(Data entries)
# # # #
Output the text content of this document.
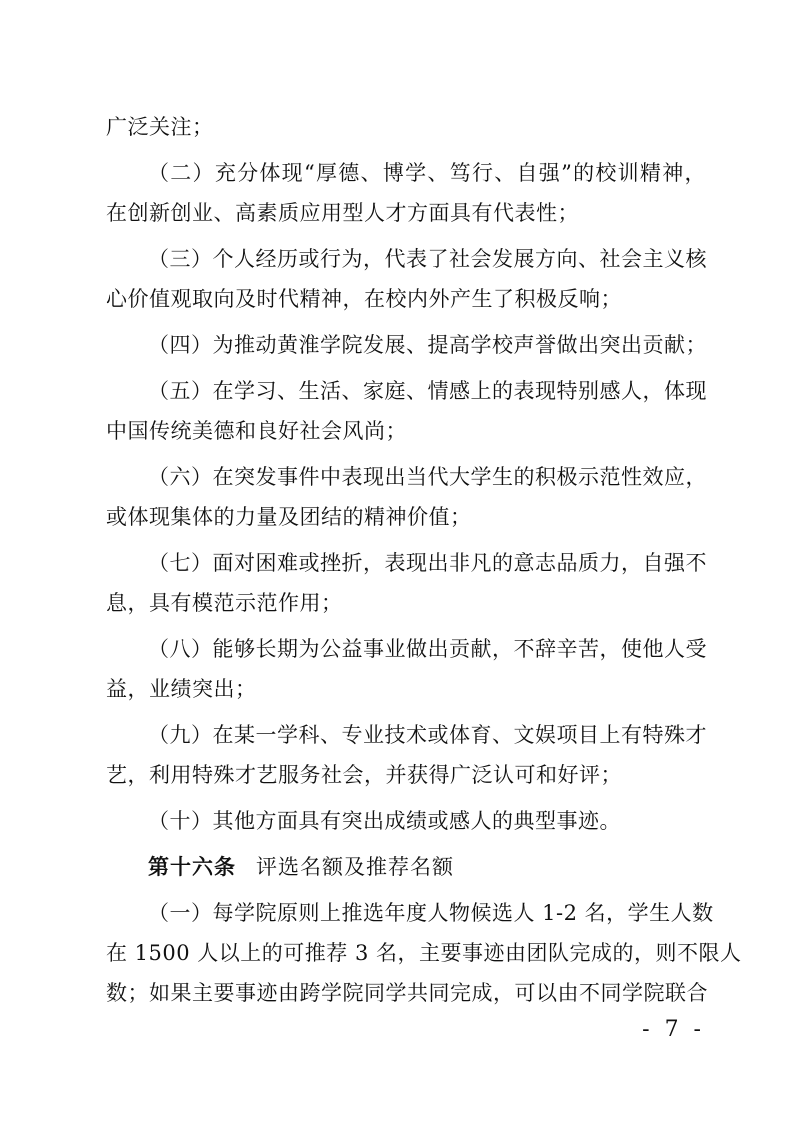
广泛关注；
（二）充分体现“厚德、博学、笃行、自强”的校训精神，
在创新创业、高素质应用型人才方面具有代表性；
（三）个人经历或行为，代表了社会发展方向、社会主义核
心价值观取向及时代精神，在校内外产生了积极反响；
（四）为推动黄淮学院发展、提高学校声誉做出突出贡献；
（五）在学习、生活、家庭、情感上的表现特别感人，体现
中国传统美德和良好社会风尚；
（六）在突发事件中表现出当代大学生的积极示范性效应，
或体现集体的力量及团结的精神价值；
（七）面对困难或挫折，表现出非凡的意志品质力，自强不
息，具有模范示范作用；
（八）能够长期为公益事业做出贡献，不辞辛苦，使他人受
益，业绩突出；
（九）在某一学科、专业技术或体育、文娱项目上有特殊才
艺，利用特殊才艺服务社会，并获得广泛认可和好评；
（十）其他方面具有突出成绩或感人的典型事迹。
第十六条 评选名额及推荐名额
（一）每学院原则上推选年度人物候选人 1-2 名，学生人数
在 1500 人以上的可推荐 3 名，主要事迹由团队完成的，则不限人
数；如果主要事迹由跨学院同学共同完成，可以由不同学院联合
- 7 -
# # # #
§ Required work: Copy out all the data exactly; skip the pictures.

§ Output of the exercise:
Output the text content of this document.
广泛关注；
（二）充分体现“厚德、博学、笃行、自强”的校训精神，
在创新创业、高素质应用型人才方面具有代表性；
（三）个人经历或行为，代表了社会发展方向、社会主义核
心价值观取向及时代精神，在校内外产生了积极反响；
（四）为推动黄淮学院发展、提高学校声誉做出突出贡献；
（五）在学习、生活、家庭、情感上的表现特别感人，体现
中国传统美德和良好社会风尚；
（六）在突发事件中表现出当代大学生的积极示范性效应，
或体现集体的力量及团结的精神价值；
（七）面对困难或挫折，表现出非凡的意志品质力，自强不
息，具有模范示范作用；
（八）能够长期为公益事业做出贡献，不辞辛苦，使他人受
益，业绩突出；
（九）在某一学科、专业技术或体育、文娱项目上有特殊才
艺，利用特殊才艺服务社会，并获得广泛认可和好评；
（十）其他方面具有突出成绩或感人的典型事迹。
第十六条 评选名额及推荐名额
（一）每学院原则上推选年度人物候选人 1-2 名，学生人数
在 1500 人以上的可推荐 3 名，主要事迹由团队完成的，则不限人
数；如果主要事迹由跨学院同学共同完成，可以由不同学院联合
- 7 -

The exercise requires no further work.